● Stated task
Would you repeat the listing exactly but omit every picture?

● Records for this exercise
* * * * *
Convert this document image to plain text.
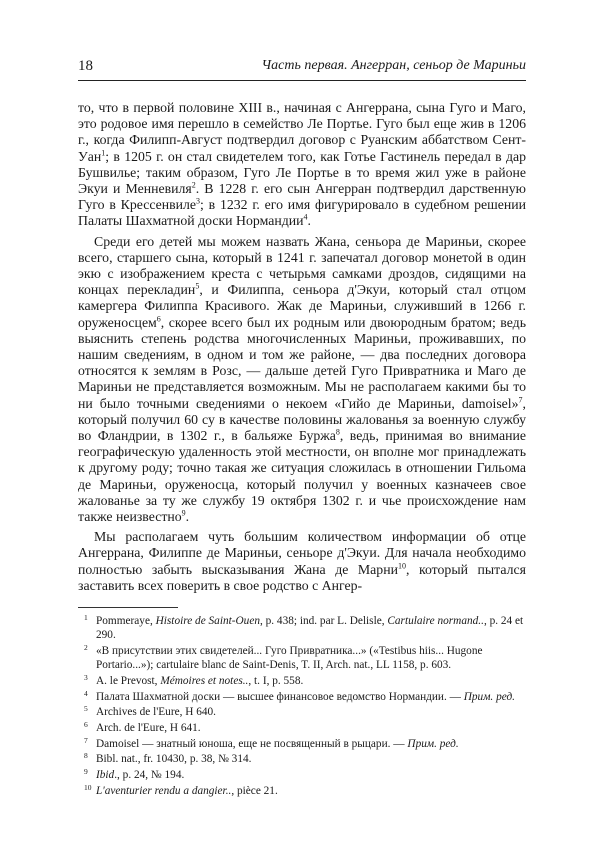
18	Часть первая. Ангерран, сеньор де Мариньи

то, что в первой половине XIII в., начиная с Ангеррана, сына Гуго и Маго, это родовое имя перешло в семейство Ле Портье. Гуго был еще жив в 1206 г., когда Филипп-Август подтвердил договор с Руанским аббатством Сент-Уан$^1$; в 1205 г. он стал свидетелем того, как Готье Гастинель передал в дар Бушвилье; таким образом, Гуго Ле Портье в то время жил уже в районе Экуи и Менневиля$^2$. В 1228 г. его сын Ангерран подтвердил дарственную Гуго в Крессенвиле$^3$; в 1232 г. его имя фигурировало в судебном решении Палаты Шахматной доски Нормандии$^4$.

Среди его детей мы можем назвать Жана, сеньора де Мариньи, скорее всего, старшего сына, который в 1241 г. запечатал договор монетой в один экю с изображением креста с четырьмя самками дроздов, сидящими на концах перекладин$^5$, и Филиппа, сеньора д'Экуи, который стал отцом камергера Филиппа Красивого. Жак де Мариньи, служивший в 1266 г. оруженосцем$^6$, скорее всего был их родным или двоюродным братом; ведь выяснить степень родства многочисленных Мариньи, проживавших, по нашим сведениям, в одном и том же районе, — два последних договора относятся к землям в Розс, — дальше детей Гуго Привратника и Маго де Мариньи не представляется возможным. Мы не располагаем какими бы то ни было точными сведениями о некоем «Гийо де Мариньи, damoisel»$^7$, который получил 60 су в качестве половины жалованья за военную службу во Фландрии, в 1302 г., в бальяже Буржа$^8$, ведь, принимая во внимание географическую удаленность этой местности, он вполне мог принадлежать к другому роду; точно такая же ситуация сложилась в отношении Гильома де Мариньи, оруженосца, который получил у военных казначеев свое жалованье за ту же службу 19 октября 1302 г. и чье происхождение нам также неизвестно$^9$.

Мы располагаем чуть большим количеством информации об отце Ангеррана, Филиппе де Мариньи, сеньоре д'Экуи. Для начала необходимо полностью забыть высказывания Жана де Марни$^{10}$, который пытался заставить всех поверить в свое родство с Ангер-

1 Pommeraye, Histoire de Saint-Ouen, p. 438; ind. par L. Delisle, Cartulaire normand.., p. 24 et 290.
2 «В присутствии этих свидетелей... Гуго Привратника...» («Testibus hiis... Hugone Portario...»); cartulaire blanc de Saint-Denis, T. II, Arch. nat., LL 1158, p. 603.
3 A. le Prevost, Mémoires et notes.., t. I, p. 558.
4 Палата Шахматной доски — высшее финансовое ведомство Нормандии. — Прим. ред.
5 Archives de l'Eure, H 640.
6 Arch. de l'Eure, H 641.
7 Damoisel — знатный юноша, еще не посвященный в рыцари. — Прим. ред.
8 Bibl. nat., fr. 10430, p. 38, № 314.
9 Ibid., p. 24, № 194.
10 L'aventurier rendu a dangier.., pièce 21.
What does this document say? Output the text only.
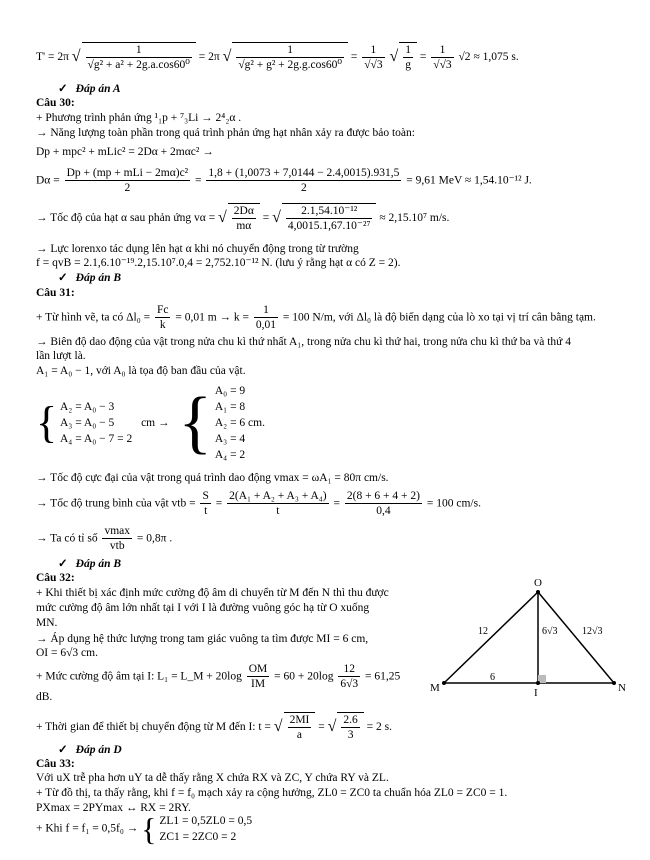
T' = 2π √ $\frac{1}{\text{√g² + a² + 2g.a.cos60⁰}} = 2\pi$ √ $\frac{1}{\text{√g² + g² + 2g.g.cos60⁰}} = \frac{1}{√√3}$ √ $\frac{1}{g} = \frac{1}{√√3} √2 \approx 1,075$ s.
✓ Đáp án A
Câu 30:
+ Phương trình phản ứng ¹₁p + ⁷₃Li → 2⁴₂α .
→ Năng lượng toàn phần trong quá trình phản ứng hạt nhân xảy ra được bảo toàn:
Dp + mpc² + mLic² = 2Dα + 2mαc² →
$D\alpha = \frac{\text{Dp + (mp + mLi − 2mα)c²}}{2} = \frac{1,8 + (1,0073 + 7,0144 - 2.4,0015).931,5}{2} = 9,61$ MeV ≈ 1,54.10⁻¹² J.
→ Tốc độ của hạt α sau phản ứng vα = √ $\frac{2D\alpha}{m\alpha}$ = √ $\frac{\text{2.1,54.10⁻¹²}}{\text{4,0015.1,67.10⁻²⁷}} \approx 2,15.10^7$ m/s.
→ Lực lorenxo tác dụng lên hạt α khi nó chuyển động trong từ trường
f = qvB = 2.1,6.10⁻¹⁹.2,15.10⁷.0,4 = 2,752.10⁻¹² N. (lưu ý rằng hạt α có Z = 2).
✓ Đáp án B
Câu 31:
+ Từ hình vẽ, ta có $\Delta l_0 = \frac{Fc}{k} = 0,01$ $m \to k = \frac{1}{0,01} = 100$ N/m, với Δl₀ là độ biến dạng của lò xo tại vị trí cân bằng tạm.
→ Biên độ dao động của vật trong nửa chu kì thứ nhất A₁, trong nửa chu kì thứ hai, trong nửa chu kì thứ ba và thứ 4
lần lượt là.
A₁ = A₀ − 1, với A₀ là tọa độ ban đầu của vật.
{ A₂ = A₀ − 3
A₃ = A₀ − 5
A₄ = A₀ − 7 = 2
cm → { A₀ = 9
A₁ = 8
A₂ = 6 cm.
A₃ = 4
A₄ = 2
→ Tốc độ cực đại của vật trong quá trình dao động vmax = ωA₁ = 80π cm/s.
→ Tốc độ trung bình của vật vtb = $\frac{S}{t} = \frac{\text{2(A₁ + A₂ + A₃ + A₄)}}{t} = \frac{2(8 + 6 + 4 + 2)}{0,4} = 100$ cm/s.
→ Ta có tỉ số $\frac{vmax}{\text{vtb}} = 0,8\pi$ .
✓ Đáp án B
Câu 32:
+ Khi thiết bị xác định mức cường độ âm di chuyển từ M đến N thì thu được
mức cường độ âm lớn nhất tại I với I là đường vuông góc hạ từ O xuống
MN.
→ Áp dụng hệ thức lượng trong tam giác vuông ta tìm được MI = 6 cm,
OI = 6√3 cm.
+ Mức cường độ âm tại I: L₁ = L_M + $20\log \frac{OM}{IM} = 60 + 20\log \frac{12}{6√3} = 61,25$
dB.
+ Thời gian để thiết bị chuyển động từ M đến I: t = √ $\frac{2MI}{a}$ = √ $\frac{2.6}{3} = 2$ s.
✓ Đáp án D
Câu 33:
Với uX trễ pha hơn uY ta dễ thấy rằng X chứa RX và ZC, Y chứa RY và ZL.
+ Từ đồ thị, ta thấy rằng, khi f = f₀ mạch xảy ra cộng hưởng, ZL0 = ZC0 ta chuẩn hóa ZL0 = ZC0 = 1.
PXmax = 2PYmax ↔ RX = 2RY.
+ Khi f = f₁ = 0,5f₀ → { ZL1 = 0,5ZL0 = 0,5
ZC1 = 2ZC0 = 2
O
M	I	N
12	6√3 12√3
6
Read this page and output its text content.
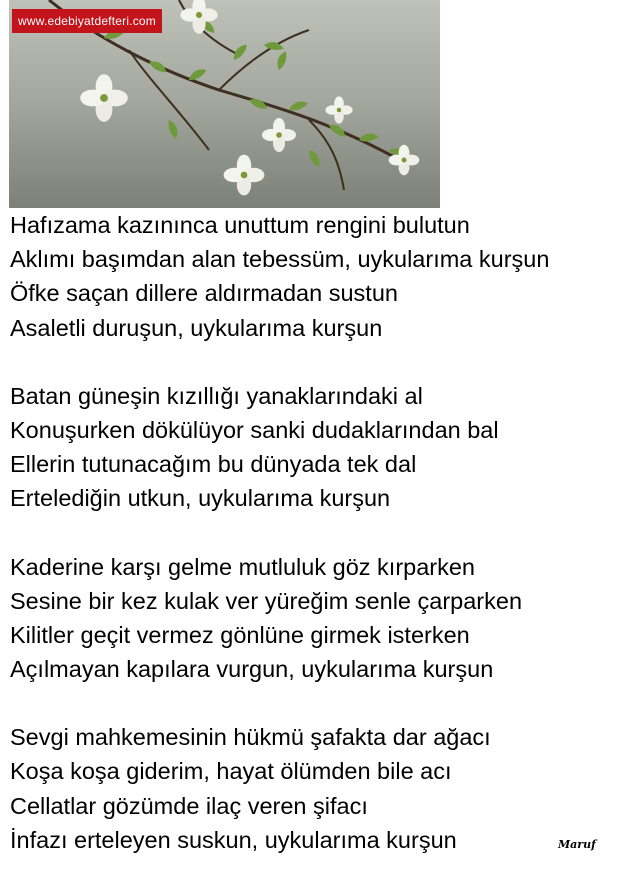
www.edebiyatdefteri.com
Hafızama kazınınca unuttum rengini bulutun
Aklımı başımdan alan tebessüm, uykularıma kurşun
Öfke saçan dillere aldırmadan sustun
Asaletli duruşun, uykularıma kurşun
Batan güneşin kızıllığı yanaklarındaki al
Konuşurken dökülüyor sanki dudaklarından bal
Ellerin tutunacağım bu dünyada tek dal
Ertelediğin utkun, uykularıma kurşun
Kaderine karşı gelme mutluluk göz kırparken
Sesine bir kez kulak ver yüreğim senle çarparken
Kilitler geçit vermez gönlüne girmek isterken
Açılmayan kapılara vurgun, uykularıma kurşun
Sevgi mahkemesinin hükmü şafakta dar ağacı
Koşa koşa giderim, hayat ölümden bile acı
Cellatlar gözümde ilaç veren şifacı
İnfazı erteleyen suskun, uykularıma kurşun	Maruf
* * * * *
● Response to this task
Convert this document image to plain text.
18	Часть первая. Ангерран, сеньор де Мариньи

то, что в первой половине XIII в., начиная с Ангеррана, сына Гуго и Маго, это родовое имя перешло в семейство Ле Портье. Гуго был еще жив в 1206 г., когда Филипп-Август подтвердил договор с Руанским аббатством Сент-Уан$^1$; в 1205 г. он стал свидетелем того, как Готье Гастинель передал в дар Бушвилье; таким образом, Гуго Ле Портье в то время жил уже в районе Экуи и Менневиля$^2$. В 1228 г. его сын Ангерран подтвердил дарственную Гуго в Крессенвиле$^3$; в 1232 г. его имя фигурировало в судебном решении Палаты Шахматной доски Нормандии$^4$.

Среди его детей мы можем назвать Жана, сеньора де Мариньи, скорее всего, старшего сына, который в 1241 г. запечатал договор монетой в один экю с изображением креста с четырьмя самками дроздов, сидящими на концах перекладин$^5$, и Филиппа, сеньора д'Экуи, который стал отцом камергера Филиппа Красивого. Жак де Мариньи, служивший в 1266 г. оруженосцем$^6$, скорее всего был их родным или двоюродным братом; ведь выяснить степень родства многочисленных Мариньи, проживавших, по нашим сведениям, в одном и том же районе, — два последних договора относятся к землям в Розс, — дальше детей Гуго Привратника и Маго де Мариньи не представляется возможным. Мы не располагаем какими бы то ни было точными сведениями о некоем «Гийо де Мариньи, damoisel»$^7$, который получил 60 су в качестве половины жалованья за военную службу во Фландрии, в 1302 г., в бальяже Буржа$^8$, ведь, принимая во внимание географическую удаленность этой местности, он вполне мог принадлежать к другому роду; точно такая же ситуация сложилась в отношении Гильома де Мариньи, оруженосца, который получил у военных казначеев свое жалованье за ту же службу 19 октября 1302 г. и чье происхождение нам также неизвестно$^9$.

Мы располагаем чуть большим количеством информации об отце Ангеррана, Филиппе де Мариньи, сеньоре д'Экуи. Для начала необходимо полностью забыть высказывания Жана де Марни$^{10}$, который пытался заставить всех поверить в свое родство с Ангер-

1 Pommeraye, Histoire de Saint-Ouen, p. 438; ind. par L. Delisle, Cartulaire normand.., p. 24 et 290.
2 «В присутствии этих свидетелей... Гуго Привратника...» («Testibus hiis... Hugone Portario...»); cartulaire blanc de Saint-Denis, T. II, Arch. nat., LL 1158, p. 603.
3 A. le Prevost, Mémoires et notes.., t. I, p. 558.
4 Палата Шахматной доски — высшее финансовое ведомство Нормандии. — Прим. ред.
5 Archives de l'Eure, H 640.
6 Arch. de l'Eure, H 641.
7 Damoisel — знатный юноша, еще не посвященный в рыцари. — Прим. ред.
8 Bibl. nat., fr. 10430, p. 38, № 314.
9 Ibid., p. 24, № 194.
10 L'aventurier rendu a dangier.., pièce 21.
What does this document say? Output the text only.
T' = 2π √ $\frac{1}{\text{√g² + a² + 2g.a.cos60⁰}} = 2\pi$ √ $\frac{1}{\text{√g² + g² + 2g.g.cos60⁰}} = \frac{1}{√√3}$ √ $\frac{1}{g} = \frac{1}{√√3} √2 \approx 1,075$ s.
✓ Đáp án A
Câu 30:
+ Phương trình phản ứng ¹₁p + ⁷₃Li → 2⁴₂α .
→ Năng lượng toàn phần trong quá trình phản ứng hạt nhân xảy ra được bảo toàn:
Dp + mpc² + mLic² = 2Dα + 2mαc² →
$D\alpha = \frac{\text{Dp + (mp + mLi − 2mα)c²}}{2} = \frac{1,8 + (1,0073 + 7,0144 - 2.4,0015).931,5}{2} = 9,61$ MeV ≈ 1,54.10⁻¹² J.
→ Tốc độ của hạt α sau phản ứng vα = √ $\frac{2D\alpha}{m\alpha}$ = √ $\frac{\text{2.1,54.10⁻¹²}}{\text{4,0015.1,67.10⁻²⁷}} \approx 2,15.10^7$ m/s.
→ Lực lorenxo tác dụng lên hạt α khi nó chuyển động trong từ trường
f = qvB = 2.1,6.10⁻¹⁹.2,15.10⁷.0,4 = 2,752.10⁻¹² N. (lưu ý rằng hạt α có Z = 2).
✓ Đáp án B
Câu 31:
+ Từ hình vẽ, ta có $\Delta l_0 = \frac{Fc}{k} = 0,01$ $m \to k = \frac{1}{0,01} = 100$ N/m, với Δl₀ là độ biến dạng của lò xo tại vị trí cân bằng tạm.
→ Biên độ dao động của vật trong nửa chu kì thứ nhất A₁, trong nửa chu kì thứ hai, trong nửa chu kì thứ ba và thứ 4
lần lượt là.
A₁ = A₀ − 1, với A₀ là tọa độ ban đầu của vật.
{ A₂ = A₀ − 3
A₃ = A₀ − 5
A₄ = A₀ − 7 = 2
cm → { A₀ = 9
A₁ = 8
A₂ = 6 cm.
A₃ = 4
A₄ = 2
→ Tốc độ cực đại của vật trong quá trình dao động vmax = ωA₁ = 80π cm/s.
→ Tốc độ trung bình của vật vtb = $\frac{S}{t} = \frac{\text{2(A₁ + A₂ + A₃ + A₄)}}{t} = \frac{2(8 + 6 + 4 + 2)}{0,4} = 100$ cm/s.
→ Ta có tỉ số $\frac{vmax}{\text{vtb}} = 0,8\pi$ .
✓ Đáp án B
Câu 32:
+ Khi thiết bị xác định mức cường độ âm di chuyển từ M đến N thì thu được
mức cường độ âm lớn nhất tại I với I là đường vuông góc hạ từ O xuống
MN.
→ Áp dụng hệ thức lượng trong tam giác vuông ta tìm được MI = 6 cm,
OI = 6√3 cm.
+ Mức cường độ âm tại I: L₁ = L_M + $20\log \frac{OM}{IM} = 60 + 20\log \frac{12}{6√3} = 61,25$
dB.
+ Thời gian để thiết bị chuyển động từ M đến I: t = √ $\frac{2MI}{a}$ = √ $\frac{2.6}{3} = 2$ s.
✓ Đáp án D
Câu 33:
Với uX trễ pha hơn uY ta dễ thấy rằng X chứa RX và ZC, Y chứa RY và ZL.
+ Từ đồ thị, ta thấy rằng, khi f = f₀ mạch xảy ra cộng hưởng, ZL0 = ZC0 ta chuẩn hóa ZL0 = ZC0 = 1.
PXmax = 2PYmax ↔ RX = 2RY.
+ Khi f = f₁ = 0,5f₀ → { ZL1 = 0,5ZL0 = 0,5
ZC1 = 2ZC0 = 2
O
M	I	N
12	6√3 12√3
6
Read this page and output its text content.
www.edebiyatdefteri.com
Hafızama kazınınca unuttum rengini bulutun
Aklımı başımdan alan tebessüm, uykularıma kurşun
Öfke saçan dillere aldırmadan sustun
Asaletli duruşun, uykularıma kurşun
Batan güneşin kızıllığı yanaklarındaki al
Konuşurken dökülüyor sanki dudaklarından bal
Ellerin tutunacağım bu dünyada tek dal
Ertelediğin utkun, uykularıma kurşun
Kaderine karşı gelme mutluluk göz kırparken
Sesine bir kez kulak ver yüreğim senle çarparken
Kilitler geçit vermez gönlüne girmek isterken
Açılmayan kapılara vurgun, uykularıma kurşun
Sevgi mahkemesinin hükmü şafakta dar ağacı
Koşa koşa giderim, hayat ölümden bile acı
Cellatlar gözümde ilaç veren şifacı
İnfazı erteleyen suskun, uykularıma kurşun	Maruf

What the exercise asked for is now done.